DIRECTIONS FOR THIS TASK:
Bring together all lines of the material below that contain the string "ylabel".

BEGIN EXERCISE DATA

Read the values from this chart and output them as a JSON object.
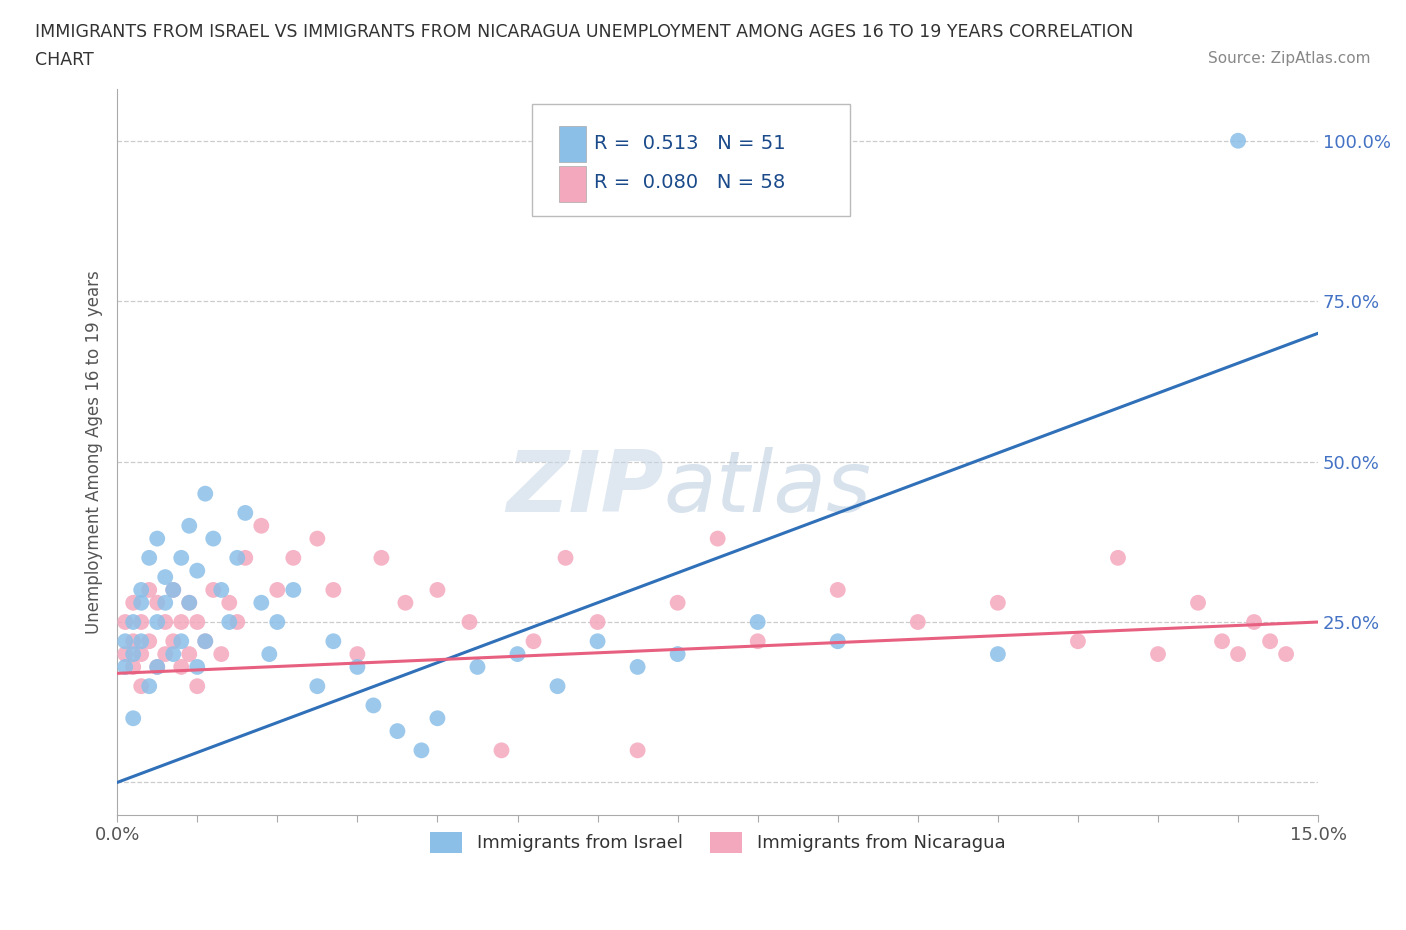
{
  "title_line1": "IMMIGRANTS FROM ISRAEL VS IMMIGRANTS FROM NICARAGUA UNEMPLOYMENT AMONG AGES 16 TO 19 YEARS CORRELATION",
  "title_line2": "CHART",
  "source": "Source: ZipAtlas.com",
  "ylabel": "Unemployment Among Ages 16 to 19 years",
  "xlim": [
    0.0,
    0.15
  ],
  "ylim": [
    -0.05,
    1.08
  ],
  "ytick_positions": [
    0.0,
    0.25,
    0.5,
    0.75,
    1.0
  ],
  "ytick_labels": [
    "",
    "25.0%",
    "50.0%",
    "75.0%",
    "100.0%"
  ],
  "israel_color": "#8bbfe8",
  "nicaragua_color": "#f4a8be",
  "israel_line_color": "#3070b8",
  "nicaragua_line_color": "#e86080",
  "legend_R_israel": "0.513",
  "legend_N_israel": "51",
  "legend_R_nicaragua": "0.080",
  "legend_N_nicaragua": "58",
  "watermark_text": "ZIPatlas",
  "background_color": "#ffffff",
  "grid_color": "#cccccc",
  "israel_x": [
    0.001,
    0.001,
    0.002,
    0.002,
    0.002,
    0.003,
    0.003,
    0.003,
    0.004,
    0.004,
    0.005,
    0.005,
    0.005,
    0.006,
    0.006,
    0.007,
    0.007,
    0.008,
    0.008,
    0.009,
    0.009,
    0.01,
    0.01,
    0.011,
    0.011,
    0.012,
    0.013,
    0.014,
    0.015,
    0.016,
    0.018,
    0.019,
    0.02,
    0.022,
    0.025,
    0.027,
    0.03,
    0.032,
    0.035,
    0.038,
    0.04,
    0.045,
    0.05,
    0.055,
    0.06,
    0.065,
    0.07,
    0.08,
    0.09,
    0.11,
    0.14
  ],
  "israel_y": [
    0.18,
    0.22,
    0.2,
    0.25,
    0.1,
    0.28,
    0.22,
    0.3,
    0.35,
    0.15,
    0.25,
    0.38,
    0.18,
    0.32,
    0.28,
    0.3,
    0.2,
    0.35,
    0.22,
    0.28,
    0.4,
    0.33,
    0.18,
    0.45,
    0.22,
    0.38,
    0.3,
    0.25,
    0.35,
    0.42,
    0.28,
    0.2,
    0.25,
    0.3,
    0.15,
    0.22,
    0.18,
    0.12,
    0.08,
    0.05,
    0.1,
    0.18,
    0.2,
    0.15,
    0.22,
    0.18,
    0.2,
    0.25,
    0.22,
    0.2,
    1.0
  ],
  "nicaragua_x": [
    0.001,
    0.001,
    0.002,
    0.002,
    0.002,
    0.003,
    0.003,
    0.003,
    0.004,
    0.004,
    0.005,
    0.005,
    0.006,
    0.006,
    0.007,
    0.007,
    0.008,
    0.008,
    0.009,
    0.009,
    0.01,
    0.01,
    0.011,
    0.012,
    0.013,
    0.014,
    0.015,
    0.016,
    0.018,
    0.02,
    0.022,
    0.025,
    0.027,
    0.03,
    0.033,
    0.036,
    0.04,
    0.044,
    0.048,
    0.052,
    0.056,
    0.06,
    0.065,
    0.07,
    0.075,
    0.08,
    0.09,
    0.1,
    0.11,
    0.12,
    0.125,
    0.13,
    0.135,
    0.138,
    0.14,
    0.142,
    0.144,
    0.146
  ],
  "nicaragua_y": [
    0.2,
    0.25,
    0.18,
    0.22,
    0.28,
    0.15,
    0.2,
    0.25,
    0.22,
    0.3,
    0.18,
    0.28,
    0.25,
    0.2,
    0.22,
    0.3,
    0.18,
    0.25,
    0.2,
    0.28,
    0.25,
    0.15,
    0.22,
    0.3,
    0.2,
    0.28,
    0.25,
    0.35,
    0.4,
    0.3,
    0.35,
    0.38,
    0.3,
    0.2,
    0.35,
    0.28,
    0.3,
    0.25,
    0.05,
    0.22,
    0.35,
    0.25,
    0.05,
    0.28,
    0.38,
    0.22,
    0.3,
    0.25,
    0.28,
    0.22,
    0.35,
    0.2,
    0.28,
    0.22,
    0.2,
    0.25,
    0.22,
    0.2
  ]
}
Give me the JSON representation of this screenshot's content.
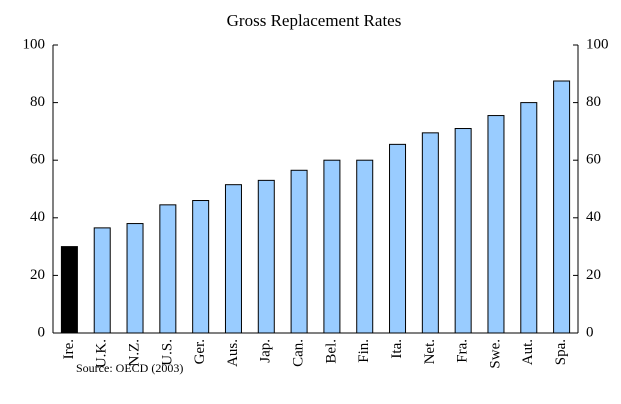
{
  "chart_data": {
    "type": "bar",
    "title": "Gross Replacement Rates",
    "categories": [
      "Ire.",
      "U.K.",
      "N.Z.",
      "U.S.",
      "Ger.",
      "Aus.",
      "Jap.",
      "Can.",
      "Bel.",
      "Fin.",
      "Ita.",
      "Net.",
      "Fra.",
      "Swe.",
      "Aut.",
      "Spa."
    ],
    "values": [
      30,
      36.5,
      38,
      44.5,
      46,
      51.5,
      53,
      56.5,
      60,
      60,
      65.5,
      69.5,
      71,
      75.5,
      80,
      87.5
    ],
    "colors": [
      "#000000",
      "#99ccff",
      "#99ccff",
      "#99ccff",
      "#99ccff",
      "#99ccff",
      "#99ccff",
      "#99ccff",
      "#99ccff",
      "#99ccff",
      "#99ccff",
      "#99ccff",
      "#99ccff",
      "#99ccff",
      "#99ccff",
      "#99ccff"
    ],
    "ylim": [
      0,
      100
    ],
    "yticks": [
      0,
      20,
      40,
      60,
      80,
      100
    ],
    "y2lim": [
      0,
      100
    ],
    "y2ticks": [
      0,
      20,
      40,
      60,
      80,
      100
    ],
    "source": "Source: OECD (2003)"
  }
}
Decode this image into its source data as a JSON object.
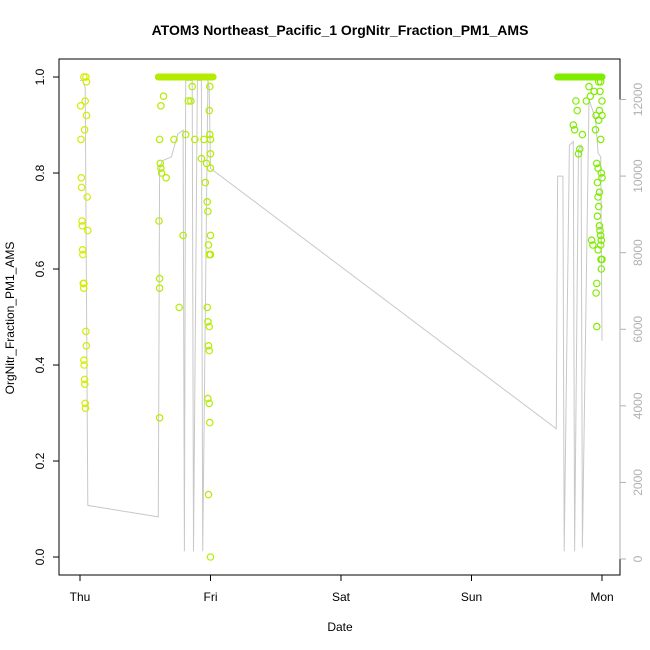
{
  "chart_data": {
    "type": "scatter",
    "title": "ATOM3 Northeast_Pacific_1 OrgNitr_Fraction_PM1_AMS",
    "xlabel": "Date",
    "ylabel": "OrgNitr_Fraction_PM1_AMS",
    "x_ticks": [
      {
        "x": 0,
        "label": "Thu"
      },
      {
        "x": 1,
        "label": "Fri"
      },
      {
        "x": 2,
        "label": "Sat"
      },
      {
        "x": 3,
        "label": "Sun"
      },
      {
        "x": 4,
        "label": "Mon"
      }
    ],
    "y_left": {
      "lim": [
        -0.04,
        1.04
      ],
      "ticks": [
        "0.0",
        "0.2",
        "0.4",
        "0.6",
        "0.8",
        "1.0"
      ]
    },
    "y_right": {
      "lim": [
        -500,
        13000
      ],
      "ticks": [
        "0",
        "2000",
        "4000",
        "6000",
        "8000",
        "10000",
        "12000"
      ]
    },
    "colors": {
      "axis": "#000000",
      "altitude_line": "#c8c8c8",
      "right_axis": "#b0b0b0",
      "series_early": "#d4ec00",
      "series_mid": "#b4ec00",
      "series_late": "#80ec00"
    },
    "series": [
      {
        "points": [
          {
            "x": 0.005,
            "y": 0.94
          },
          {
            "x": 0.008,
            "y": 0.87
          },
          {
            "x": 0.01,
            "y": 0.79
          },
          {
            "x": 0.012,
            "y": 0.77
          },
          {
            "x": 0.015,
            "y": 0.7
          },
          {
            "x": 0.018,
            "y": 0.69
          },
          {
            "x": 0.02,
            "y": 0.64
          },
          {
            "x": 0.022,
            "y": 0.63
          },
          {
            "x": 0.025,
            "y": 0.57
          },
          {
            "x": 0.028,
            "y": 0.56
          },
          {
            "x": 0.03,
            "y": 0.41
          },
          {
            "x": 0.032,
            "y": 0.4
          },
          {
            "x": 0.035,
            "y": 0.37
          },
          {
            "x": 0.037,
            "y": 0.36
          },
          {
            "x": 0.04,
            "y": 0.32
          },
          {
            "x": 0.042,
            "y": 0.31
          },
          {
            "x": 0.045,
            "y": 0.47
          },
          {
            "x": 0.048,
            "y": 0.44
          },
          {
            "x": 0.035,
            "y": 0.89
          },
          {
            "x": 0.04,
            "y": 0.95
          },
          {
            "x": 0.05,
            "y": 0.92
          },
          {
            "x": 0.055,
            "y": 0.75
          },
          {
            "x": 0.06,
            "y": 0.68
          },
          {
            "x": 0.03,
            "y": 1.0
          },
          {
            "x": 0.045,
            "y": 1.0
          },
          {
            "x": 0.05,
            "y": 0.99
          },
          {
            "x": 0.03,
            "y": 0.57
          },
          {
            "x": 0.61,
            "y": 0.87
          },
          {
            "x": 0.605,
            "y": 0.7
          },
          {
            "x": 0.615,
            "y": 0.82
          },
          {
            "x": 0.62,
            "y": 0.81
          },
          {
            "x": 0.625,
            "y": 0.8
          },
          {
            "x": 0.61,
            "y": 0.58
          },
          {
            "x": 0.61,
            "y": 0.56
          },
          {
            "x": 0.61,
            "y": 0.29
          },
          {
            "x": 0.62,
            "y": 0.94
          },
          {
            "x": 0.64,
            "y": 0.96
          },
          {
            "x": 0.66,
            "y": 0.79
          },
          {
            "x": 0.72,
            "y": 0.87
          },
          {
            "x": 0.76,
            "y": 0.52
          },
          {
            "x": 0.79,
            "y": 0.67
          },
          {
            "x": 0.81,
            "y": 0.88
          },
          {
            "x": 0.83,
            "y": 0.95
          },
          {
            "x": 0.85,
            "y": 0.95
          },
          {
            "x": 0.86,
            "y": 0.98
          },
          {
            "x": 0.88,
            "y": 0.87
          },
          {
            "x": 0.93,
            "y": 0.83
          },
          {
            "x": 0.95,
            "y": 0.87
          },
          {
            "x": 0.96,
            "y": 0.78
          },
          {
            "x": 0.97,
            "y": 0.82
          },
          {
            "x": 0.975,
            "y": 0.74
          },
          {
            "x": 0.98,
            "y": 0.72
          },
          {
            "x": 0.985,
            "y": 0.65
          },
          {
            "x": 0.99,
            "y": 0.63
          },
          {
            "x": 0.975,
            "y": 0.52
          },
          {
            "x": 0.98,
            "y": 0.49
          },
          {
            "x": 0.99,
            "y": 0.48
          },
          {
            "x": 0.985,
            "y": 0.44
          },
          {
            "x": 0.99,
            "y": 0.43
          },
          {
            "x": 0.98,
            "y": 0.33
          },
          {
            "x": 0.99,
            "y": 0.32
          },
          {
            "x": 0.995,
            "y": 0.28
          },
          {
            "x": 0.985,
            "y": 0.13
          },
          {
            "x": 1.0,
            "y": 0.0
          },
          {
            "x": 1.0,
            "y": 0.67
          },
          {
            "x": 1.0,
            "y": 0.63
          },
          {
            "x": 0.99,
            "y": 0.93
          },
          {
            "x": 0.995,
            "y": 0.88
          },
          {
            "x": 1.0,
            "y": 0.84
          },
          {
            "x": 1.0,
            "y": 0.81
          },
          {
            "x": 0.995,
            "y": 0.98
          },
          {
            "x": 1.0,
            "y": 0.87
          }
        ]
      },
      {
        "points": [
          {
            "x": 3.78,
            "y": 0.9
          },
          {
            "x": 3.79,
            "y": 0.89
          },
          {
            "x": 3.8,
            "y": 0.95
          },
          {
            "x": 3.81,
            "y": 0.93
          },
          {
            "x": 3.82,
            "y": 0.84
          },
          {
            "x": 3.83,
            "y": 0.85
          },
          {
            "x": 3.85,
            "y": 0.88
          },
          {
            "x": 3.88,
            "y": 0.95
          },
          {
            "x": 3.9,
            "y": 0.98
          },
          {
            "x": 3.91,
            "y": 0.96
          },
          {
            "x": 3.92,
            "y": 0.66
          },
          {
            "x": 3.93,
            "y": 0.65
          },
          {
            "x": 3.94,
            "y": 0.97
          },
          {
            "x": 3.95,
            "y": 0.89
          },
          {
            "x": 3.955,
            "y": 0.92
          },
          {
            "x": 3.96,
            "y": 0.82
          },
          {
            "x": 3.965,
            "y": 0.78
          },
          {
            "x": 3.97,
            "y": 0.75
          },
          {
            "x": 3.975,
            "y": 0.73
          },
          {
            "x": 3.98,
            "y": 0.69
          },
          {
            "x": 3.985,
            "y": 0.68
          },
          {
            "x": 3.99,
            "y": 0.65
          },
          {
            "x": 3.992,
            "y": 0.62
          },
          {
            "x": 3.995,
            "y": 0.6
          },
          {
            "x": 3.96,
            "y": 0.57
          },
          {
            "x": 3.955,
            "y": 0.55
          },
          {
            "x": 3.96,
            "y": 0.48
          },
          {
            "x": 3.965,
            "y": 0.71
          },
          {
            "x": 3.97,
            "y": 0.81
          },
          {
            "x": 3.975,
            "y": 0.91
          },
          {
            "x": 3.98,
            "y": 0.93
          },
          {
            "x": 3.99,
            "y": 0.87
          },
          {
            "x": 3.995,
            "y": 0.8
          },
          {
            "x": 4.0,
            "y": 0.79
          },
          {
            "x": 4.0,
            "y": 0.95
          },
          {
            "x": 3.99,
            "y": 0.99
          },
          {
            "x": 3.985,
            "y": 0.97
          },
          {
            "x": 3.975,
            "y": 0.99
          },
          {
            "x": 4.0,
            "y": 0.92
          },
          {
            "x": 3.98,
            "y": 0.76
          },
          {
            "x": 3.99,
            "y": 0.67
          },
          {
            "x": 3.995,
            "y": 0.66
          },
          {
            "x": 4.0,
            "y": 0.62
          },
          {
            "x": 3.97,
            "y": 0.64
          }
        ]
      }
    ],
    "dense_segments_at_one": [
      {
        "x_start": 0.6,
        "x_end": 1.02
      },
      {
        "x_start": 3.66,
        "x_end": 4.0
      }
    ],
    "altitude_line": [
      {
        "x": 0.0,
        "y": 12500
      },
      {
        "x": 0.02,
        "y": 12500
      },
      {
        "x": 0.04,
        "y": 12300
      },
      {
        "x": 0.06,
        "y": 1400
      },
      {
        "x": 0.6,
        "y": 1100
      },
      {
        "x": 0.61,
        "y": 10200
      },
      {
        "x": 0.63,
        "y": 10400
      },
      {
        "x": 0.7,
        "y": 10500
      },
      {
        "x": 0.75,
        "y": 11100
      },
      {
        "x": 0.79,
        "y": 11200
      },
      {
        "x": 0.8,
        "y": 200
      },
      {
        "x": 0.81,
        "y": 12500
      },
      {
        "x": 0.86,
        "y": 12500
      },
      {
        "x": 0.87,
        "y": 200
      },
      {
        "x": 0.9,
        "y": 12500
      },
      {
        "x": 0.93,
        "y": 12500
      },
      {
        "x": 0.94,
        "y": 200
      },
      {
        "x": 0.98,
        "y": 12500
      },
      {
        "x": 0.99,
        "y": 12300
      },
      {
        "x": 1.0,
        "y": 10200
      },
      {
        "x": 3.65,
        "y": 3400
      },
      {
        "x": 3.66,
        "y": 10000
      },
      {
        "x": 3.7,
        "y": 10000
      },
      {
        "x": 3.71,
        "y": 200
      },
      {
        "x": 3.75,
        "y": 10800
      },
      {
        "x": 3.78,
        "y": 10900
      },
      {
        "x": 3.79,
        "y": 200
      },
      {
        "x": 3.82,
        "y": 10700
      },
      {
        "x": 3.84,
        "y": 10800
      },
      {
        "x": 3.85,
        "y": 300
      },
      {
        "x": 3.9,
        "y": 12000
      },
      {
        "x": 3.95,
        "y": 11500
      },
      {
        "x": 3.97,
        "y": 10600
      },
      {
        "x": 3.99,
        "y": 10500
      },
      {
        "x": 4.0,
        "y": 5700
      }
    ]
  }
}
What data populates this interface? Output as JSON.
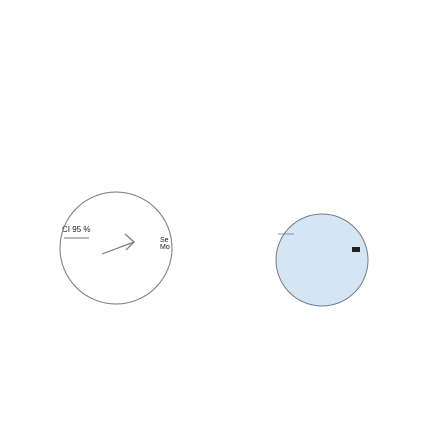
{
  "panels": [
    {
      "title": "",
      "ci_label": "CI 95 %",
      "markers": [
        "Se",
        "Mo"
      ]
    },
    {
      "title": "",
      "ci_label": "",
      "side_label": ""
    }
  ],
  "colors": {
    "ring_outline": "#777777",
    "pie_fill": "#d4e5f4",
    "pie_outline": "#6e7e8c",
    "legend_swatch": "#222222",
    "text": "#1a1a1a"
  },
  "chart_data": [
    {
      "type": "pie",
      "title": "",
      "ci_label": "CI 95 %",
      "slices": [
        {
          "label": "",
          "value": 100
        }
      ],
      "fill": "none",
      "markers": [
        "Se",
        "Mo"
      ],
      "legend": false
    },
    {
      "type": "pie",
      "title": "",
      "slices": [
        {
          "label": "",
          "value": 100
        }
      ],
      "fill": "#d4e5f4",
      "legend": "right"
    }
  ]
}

END EXERCISE DATA

OUTPUT OF THE TASK:
  "ylabel": "Unemployment Among Ages 16 to 19 years",
    "ylabel": "OrgNitr_Fraction_PM1_AMS",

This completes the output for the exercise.